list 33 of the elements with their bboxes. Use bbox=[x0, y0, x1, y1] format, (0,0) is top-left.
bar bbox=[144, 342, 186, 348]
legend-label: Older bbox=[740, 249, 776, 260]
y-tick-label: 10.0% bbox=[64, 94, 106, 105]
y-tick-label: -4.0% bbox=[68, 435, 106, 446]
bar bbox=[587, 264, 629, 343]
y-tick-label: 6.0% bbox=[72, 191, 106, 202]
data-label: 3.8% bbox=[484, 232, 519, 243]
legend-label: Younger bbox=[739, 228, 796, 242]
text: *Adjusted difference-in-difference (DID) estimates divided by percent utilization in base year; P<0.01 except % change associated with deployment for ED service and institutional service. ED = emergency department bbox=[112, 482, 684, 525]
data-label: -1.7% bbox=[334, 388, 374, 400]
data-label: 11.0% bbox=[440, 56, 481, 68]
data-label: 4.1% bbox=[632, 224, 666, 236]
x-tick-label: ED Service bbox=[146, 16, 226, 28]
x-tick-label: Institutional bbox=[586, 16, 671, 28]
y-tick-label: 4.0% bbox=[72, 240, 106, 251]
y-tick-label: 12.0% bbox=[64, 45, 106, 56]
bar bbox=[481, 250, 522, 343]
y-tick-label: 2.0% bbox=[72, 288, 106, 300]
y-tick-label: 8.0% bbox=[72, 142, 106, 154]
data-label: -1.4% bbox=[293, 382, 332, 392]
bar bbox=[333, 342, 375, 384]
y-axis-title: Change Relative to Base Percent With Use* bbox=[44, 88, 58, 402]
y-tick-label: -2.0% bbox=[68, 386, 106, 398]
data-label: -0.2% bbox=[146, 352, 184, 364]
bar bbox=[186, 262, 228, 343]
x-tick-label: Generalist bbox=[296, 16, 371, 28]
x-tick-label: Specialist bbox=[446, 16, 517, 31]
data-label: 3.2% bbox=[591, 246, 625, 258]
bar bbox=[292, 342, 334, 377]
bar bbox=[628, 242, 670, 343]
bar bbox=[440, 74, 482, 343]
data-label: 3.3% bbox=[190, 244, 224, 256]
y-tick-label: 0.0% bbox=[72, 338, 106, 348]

☆ ☆ ☆ ☆ ☆

▶ [What to do]
Return every line of the entries above unchanged, in the same order.

▶ [Problem solution]
list 33 of the elements with their bboxes. Use bbox=[x0, y0, x1, y1] format, (0,0) is top-left.
bar bbox=[144, 342, 186, 348]
legend-label: Older bbox=[740, 249, 776, 260]
y-tick-label: 10.0% bbox=[64, 94, 106, 105]
y-tick-label: -4.0% bbox=[68, 435, 106, 446]
bar bbox=[587, 264, 629, 343]
y-tick-label: 6.0% bbox=[72, 191, 106, 202]
data-label: 3.8% bbox=[484, 232, 519, 243]
legend-label: Younger bbox=[739, 228, 796, 242]
text: *Adjusted difference-in-difference (DID) estimates divided by percent utilization in base year; P<0.01 except % change associated with deployment for ED service and institutional service. ED = emergency department bbox=[112, 482, 684, 525]
data-label: -1.7% bbox=[334, 388, 374, 400]
data-label: 11.0% bbox=[440, 56, 481, 68]
data-label: 4.1% bbox=[632, 224, 666, 236]
x-tick-label: ED Service bbox=[146, 16, 226, 28]
x-tick-label: Institutional bbox=[586, 16, 671, 28]
y-tick-label: 4.0% bbox=[72, 240, 106, 251]
y-tick-label: 12.0% bbox=[64, 45, 106, 56]
bar bbox=[481, 250, 522, 343]
y-tick-label: 2.0% bbox=[72, 288, 106, 300]
y-tick-label: 8.0% bbox=[72, 142, 106, 154]
data-label: -1.4% bbox=[293, 382, 332, 392]
bar bbox=[333, 342, 375, 384]
y-axis-title: Change Relative to Base Percent With Use* bbox=[44, 88, 58, 402]
y-tick-label: -2.0% bbox=[68, 386, 106, 398]
data-label: -0.2% bbox=[146, 352, 184, 364]
bar bbox=[186, 262, 228, 343]
x-tick-label: Generalist bbox=[296, 16, 371, 28]
x-tick-label: Specialist bbox=[446, 16, 517, 31]
data-label: 3.2% bbox=[591, 246, 625, 258]
bar bbox=[292, 342, 334, 377]
bar bbox=[628, 242, 670, 343]
bar bbox=[440, 74, 482, 343]
data-label: 3.3% bbox=[190, 244, 224, 256]
y-tick-label: 0.0% bbox=[72, 338, 106, 348]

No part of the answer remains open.